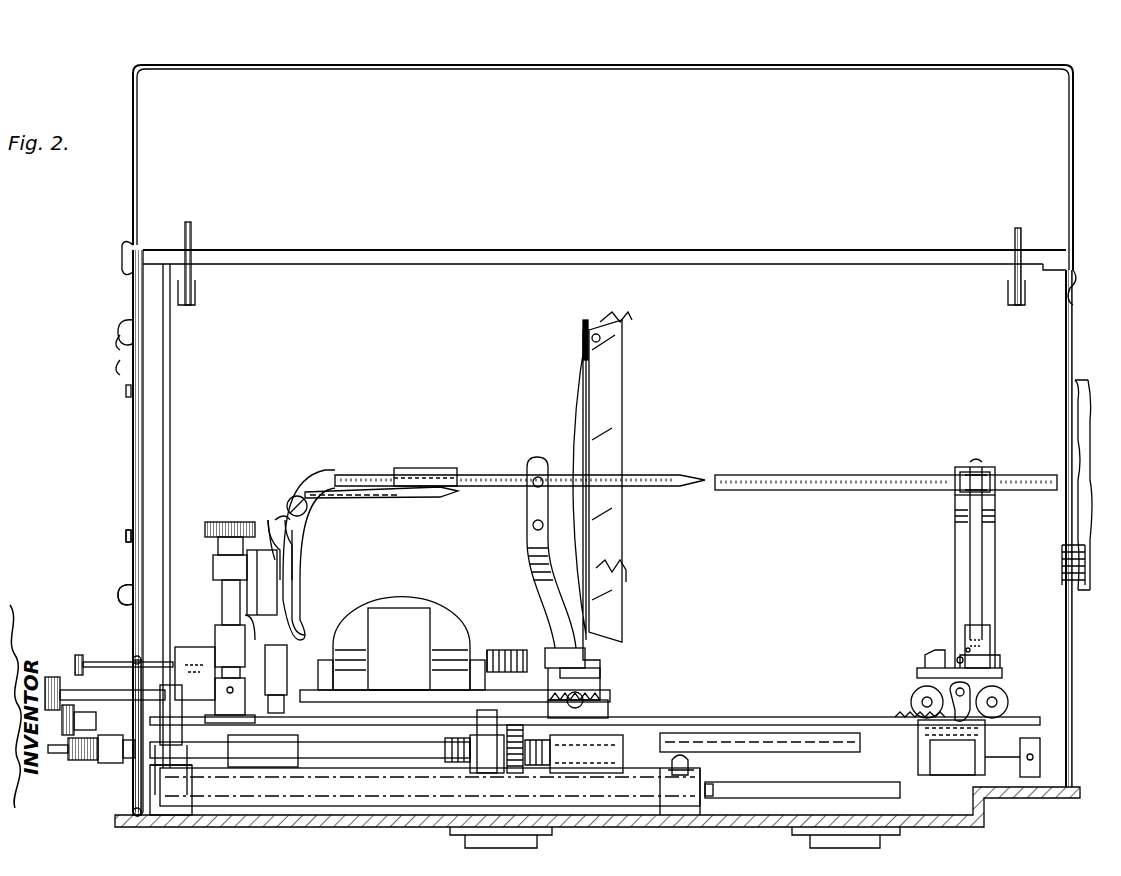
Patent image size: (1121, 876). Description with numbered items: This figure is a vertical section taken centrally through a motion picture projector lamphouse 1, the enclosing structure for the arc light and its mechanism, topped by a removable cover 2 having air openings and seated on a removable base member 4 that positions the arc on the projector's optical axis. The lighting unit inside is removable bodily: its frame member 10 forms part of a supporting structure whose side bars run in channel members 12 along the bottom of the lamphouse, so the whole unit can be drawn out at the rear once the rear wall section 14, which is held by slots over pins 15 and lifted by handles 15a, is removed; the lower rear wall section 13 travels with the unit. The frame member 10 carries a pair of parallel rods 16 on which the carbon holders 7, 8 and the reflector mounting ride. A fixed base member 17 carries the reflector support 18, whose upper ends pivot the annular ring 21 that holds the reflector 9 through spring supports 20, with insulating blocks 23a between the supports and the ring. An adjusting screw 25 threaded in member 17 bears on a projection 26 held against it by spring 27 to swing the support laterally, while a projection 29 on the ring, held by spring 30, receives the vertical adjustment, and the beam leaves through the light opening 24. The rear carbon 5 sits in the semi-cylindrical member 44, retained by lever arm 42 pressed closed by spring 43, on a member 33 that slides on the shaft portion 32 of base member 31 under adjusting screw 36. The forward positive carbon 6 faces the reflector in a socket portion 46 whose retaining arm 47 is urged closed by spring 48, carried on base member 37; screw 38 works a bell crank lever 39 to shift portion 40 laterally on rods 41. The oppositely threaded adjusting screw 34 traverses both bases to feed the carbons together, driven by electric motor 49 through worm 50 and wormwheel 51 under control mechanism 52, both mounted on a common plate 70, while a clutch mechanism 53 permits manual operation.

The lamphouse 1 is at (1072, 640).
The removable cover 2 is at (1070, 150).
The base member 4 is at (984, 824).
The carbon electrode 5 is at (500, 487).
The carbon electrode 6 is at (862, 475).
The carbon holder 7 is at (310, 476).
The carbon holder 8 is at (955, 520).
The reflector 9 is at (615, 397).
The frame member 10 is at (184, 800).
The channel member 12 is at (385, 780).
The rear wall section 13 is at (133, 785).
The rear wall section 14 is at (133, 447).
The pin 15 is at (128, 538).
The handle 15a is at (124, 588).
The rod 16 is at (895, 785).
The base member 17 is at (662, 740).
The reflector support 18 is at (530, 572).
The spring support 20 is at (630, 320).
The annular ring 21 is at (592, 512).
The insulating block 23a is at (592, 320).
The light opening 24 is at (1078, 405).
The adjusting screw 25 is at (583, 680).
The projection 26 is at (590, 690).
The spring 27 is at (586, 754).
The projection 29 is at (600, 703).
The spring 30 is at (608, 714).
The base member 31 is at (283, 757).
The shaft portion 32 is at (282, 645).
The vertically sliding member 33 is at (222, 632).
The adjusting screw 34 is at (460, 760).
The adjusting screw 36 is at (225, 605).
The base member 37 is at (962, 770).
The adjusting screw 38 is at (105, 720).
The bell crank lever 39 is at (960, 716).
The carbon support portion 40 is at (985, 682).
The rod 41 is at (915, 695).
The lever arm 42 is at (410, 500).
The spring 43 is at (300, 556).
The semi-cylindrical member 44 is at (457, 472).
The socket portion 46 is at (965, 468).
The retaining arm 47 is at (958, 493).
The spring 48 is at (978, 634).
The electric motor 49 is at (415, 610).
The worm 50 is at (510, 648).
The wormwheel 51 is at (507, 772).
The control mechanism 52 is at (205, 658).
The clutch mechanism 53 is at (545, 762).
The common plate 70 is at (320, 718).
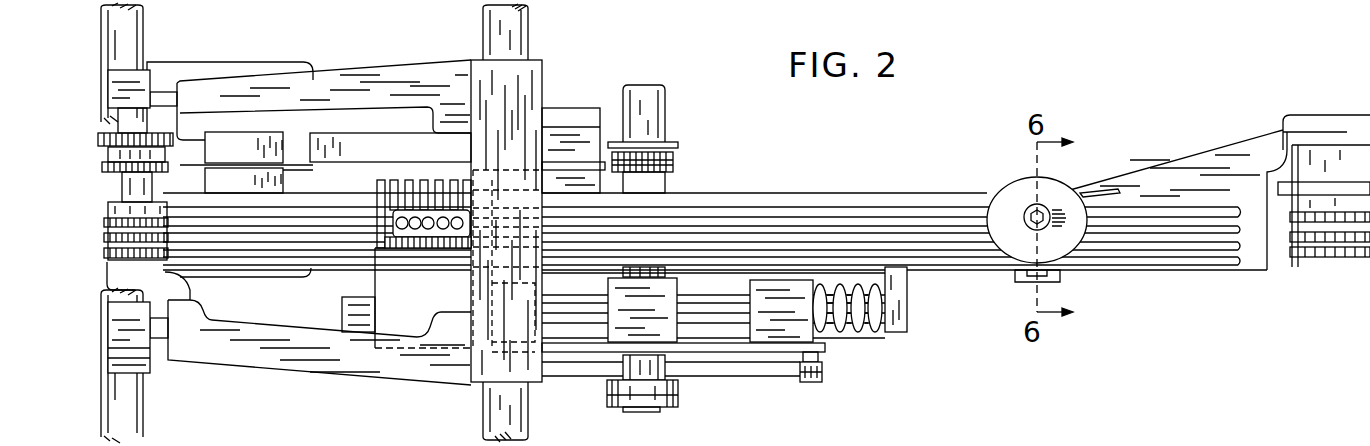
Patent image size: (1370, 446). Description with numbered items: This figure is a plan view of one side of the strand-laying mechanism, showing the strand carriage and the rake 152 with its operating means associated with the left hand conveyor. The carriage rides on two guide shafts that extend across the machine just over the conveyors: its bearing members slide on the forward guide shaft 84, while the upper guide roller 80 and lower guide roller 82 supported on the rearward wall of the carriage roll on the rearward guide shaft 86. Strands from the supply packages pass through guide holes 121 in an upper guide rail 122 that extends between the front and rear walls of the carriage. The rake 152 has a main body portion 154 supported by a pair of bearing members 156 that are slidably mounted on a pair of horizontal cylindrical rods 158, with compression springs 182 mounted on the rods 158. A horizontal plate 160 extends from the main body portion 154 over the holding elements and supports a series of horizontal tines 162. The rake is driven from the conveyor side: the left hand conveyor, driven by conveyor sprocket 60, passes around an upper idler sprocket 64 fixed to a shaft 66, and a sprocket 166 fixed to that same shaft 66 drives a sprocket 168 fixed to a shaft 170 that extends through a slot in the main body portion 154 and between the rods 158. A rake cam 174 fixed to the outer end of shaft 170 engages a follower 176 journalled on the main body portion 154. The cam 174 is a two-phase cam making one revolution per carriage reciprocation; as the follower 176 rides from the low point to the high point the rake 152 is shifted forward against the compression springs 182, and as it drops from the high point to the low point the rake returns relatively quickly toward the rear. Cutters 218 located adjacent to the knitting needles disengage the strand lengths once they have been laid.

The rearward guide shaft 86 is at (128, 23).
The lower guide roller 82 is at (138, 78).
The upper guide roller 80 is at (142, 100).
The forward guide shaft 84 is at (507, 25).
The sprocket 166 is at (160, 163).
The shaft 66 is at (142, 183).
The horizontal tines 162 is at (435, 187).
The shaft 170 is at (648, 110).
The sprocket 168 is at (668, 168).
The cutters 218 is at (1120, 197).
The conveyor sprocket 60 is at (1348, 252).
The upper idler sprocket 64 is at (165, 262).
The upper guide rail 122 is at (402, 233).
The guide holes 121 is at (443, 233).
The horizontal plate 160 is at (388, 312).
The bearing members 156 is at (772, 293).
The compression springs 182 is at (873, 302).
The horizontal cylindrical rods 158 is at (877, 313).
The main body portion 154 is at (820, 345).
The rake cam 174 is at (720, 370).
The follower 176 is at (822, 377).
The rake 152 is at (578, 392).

- - - - - - -

Reproduce every one of the rows above word for word, leaving out the pictures.

FULL OUTPUT:
Patent image size: (1121, 876). Description with numbered items: This figure is a vertical section taken centrally through a motion picture projector lamphouse 1, the enclosing structure for the arc light and its mechanism, topped by a removable cover 2 having air openings and seated on a removable base member 4 that positions the arc on the projector's optical axis. The lighting unit inside is removable bodily: its frame member 10 forms part of a supporting structure whose side bars run in channel members 12 along the bottom of the lamphouse, so the whole unit can be drawn out at the rear once the rear wall section 14, which is held by slots over pins 15 and lifted by handles 15a, is removed; the lower rear wall section 13 travels with the unit. The frame member 10 carries a pair of parallel rods 16 on which the carbon holders 7, 8 and the reflector mounting ride. A fixed base member 17 carries the reflector support 18, whose upper ends pivot the annular ring 21 that holds the reflector 9 through spring supports 20, with insulating blocks 23a between the supports and the ring. An adjusting screw 25 threaded in member 17 bears on a projection 26 held against it by spring 27 to swing the support laterally, while a projection 29 on the ring, held by spring 30, receives the vertical adjustment, and the beam leaves through the light opening 24. The rear carbon 5 sits in the semi-cylindrical member 44, retained by lever arm 42 pressed closed by spring 43, on a member 33 that slides on the shaft portion 32 of base member 31 under adjusting screw 36. The forward positive carbon 6 faces the reflector in a socket portion 46 whose retaining arm 47 is urged closed by spring 48, carried on base member 37; screw 38 works a bell crank lever 39 to shift portion 40 laterally on rods 41. The oppositely threaded adjusting screw 34 traverses both bases to feed the carbons together, driven by electric motor 49 through worm 50 and wormwheel 51 under control mechanism 52, both mounted on a common plate 70, while a clutch mechanism 53 permits manual operation.

The lamphouse 1 is at (1072, 640).
The removable cover 2 is at (1070, 150).
The base member 4 is at (984, 824).
The carbon electrode 5 is at (500, 487).
The carbon electrode 6 is at (862, 475).
The carbon holder 7 is at (310, 476).
The carbon holder 8 is at (955, 520).
The reflector 9 is at (615, 397).
The frame member 10 is at (184, 800).
The channel member 12 is at (385, 780).
The rear wall section 13 is at (133, 785).
The rear wall section 14 is at (133, 447).
The pin 15 is at (128, 538).
The handle 15a is at (124, 588).
The rod 16 is at (895, 785).
The base member 17 is at (662, 740).
The reflector support 18 is at (530, 572).
The spring support 20 is at (630, 320).
The annular ring 21 is at (592, 512).
The insulating block 23a is at (592, 320).
The light opening 24 is at (1078, 405).
The adjusting screw 25 is at (583, 680).
The projection 26 is at (590, 690).
The spring 27 is at (586, 754).
The projection 29 is at (600, 703).
The spring 30 is at (608, 714).
The base member 31 is at (283, 757).
The shaft portion 32 is at (282, 645).
The vertically sliding member 33 is at (222, 632).
The adjusting screw 34 is at (460, 760).
The adjusting screw 36 is at (225, 605).
The base member 37 is at (962, 770).
The adjusting screw 38 is at (105, 720).
The bell crank lever 39 is at (960, 716).
The carbon support portion 40 is at (985, 682).
The rod 41 is at (915, 695).
The lever arm 42 is at (410, 500).
The spring 43 is at (300, 556).
The semi-cylindrical member 44 is at (457, 472).
The socket portion 46 is at (965, 468).
The retaining arm 47 is at (958, 493).
The spring 48 is at (978, 634).
The electric motor 49 is at (415, 610).
The worm 50 is at (510, 648).
The wormwheel 51 is at (507, 772).
The control mechanism 52 is at (205, 658).
The clutch mechanism 53 is at (545, 762).
The common plate 70 is at (320, 718).
Patent image size: (1370, 446). Description with numbered items: This figure is a plan view of one side of the strand-laying mechanism, showing the strand carriage and the rake 152 with its operating means associated with the left hand conveyor. The carriage rides on two guide shafts that extend across the machine just over the conveyors: its bearing members slide on the forward guide shaft 84, while the upper guide roller 80 and lower guide roller 82 supported on the rearward wall of the carriage roll on the rearward guide shaft 86. Strands from the supply packages pass through guide holes 121 in an upper guide rail 122 that extends between the front and rear walls of the carriage. The rake 152 has a main body portion 154 supported by a pair of bearing members 156 that are slidably mounted on a pair of horizontal cylindrical rods 158, with compression springs 182 mounted on the rods 158. A horizontal plate 160 extends from the main body portion 154 over the holding elements and supports a series of horizontal tines 162. The rake is driven from the conveyor side: the left hand conveyor, driven by conveyor sprocket 60, passes around an upper idler sprocket 64 fixed to a shaft 66, and a sprocket 166 fixed to that same shaft 66 drives a sprocket 168 fixed to a shaft 170 that extends through a slot in the main body portion 154 and between the rods 158. A rake cam 174 fixed to the outer end of shaft 170 engages a follower 176 journalled on the main body portion 154. The cam 174 is a two-phase cam making one revolution per carriage reciprocation; as the follower 176 rides from the low point to the high point the rake 152 is shifted forward against the compression springs 182, and as it drops from the high point to the low point the rake returns relatively quickly toward the rear. Cutters 218 located adjacent to the knitting needles disengage the strand lengths once they have been laid.

The rearward guide shaft 86 is at (128, 23).
The lower guide roller 82 is at (138, 78).
The upper guide roller 80 is at (142, 100).
The forward guide shaft 84 is at (507, 25).
The sprocket 166 is at (160, 163).
The shaft 66 is at (142, 183).
The horizontal tines 162 is at (435, 187).
The shaft 170 is at (648, 110).
The sprocket 168 is at (668, 168).
The cutters 218 is at (1120, 197).
The conveyor sprocket 60 is at (1348, 252).
The upper idler sprocket 64 is at (165, 262).
The upper guide rail 122 is at (402, 233).
The guide holes 121 is at (443, 233).
The horizontal plate 160 is at (388, 312).
The bearing members 156 is at (772, 293).
The compression springs 182 is at (873, 302).
The horizontal cylindrical rods 158 is at (877, 313).
The main body portion 154 is at (820, 345).
The rake cam 174 is at (720, 370).
The follower 176 is at (822, 377).
The rake 152 is at (578, 392).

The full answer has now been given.